## start RECORDS SHOWN

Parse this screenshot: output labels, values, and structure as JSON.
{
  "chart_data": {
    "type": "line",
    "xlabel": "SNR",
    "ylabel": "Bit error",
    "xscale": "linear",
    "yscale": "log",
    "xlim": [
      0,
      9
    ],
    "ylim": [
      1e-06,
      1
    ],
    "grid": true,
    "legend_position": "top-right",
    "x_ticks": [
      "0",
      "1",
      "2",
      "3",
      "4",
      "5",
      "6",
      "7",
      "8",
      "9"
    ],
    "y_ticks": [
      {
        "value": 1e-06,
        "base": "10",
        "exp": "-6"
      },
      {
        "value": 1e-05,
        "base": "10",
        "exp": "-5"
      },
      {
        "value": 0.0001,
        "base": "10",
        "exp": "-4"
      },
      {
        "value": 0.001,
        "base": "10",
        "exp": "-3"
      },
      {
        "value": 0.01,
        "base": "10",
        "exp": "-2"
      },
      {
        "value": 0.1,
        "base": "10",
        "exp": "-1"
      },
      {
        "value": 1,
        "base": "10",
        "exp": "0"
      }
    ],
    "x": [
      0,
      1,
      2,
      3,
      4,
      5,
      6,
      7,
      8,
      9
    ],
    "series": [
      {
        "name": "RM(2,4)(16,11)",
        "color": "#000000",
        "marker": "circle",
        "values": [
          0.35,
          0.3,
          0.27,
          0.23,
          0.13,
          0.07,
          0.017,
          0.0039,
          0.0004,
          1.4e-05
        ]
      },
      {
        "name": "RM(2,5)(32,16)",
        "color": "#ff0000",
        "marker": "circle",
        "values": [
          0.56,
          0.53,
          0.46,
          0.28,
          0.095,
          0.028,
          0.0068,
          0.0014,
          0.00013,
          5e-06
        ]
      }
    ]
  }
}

## end RECORDS SHOWN
## start RECORDS SHOWN

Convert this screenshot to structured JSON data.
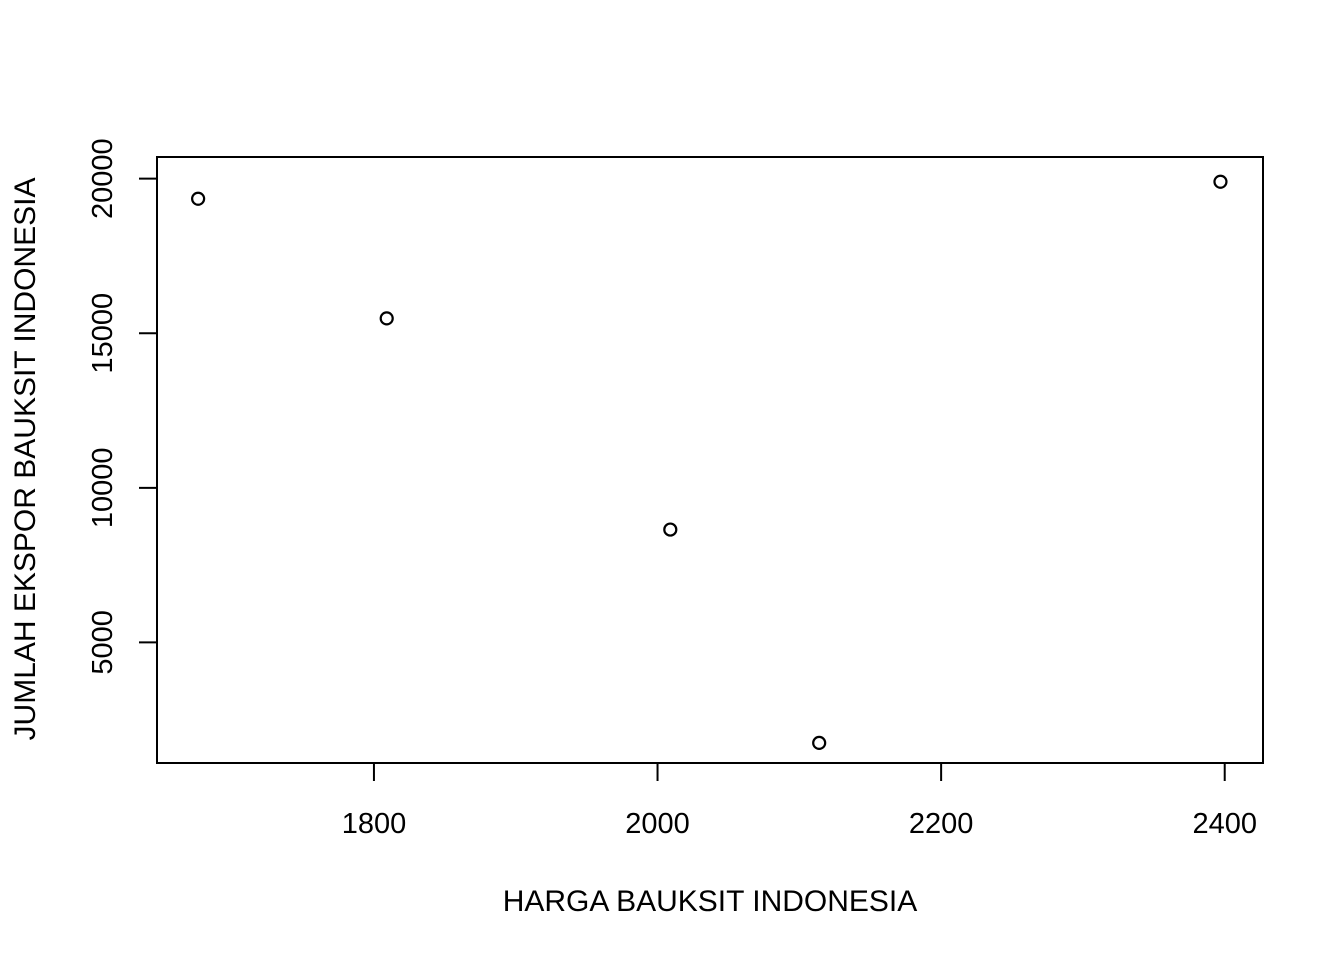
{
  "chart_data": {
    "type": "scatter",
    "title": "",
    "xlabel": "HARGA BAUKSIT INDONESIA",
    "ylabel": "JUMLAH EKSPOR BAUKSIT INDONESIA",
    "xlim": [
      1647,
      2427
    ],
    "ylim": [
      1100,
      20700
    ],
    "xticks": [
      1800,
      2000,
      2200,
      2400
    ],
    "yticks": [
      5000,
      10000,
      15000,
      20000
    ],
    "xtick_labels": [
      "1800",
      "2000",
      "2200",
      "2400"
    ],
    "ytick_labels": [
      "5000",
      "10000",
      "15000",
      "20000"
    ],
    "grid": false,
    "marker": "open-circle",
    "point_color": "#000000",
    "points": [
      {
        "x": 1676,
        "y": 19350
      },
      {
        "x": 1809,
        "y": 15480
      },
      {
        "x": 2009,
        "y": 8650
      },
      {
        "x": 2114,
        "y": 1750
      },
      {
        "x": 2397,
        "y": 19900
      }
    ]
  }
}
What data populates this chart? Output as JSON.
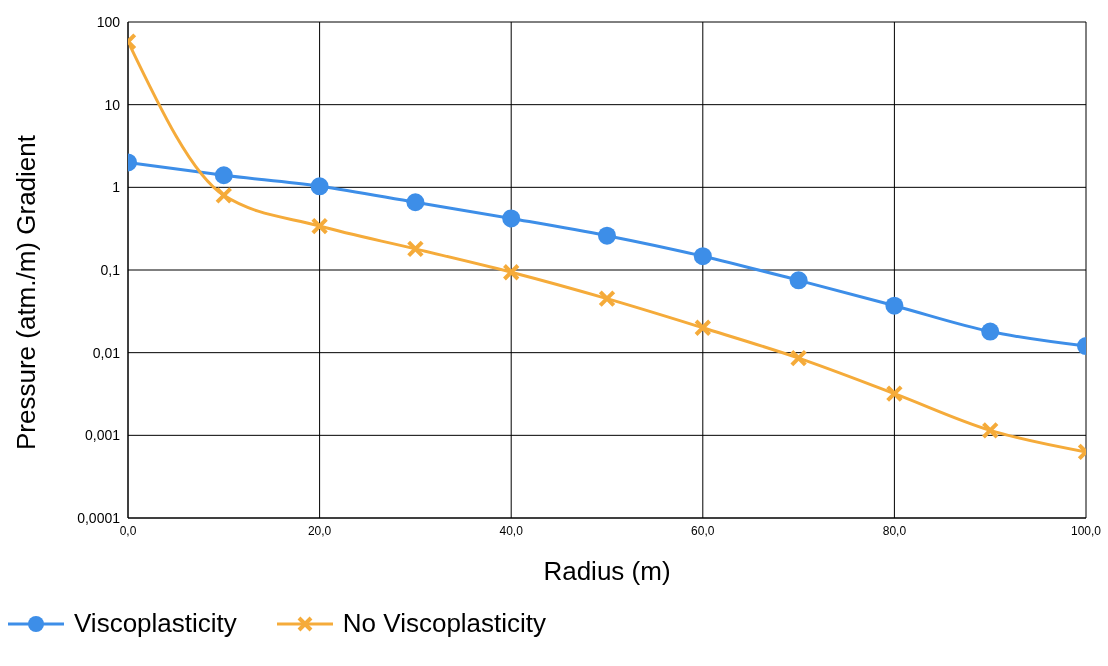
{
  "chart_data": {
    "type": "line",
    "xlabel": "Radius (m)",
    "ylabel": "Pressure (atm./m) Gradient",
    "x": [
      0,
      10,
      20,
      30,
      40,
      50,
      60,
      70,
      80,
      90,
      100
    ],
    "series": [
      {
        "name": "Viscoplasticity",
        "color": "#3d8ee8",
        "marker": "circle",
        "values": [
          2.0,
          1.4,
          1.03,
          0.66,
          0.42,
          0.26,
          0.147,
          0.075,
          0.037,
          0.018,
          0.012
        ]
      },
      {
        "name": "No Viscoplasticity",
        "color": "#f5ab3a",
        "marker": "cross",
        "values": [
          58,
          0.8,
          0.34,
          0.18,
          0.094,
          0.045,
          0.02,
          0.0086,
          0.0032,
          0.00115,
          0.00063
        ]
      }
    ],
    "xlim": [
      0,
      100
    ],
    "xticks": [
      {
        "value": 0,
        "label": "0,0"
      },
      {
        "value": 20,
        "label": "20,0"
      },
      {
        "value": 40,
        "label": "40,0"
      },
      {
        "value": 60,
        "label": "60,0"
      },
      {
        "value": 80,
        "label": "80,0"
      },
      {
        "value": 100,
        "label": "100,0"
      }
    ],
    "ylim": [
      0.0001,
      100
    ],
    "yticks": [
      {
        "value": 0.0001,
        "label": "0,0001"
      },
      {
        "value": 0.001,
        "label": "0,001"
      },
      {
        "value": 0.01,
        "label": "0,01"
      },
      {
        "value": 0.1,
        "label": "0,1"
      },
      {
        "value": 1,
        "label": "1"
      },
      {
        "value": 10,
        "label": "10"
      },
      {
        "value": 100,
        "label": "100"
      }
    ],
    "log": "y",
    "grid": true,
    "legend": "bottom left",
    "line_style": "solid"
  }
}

## end RECORDS SHOWN

▶ [WHAT THE TASK ASKS]
Look through the entries above. Extract each line with the word "xlabel".

▶ [EXPECTED OUTPUT]
    "xlabel": "SNR",
    "xlabel": "HARGA BAUKSIT INDONESIA",
    "xlabel": "Radius (m)",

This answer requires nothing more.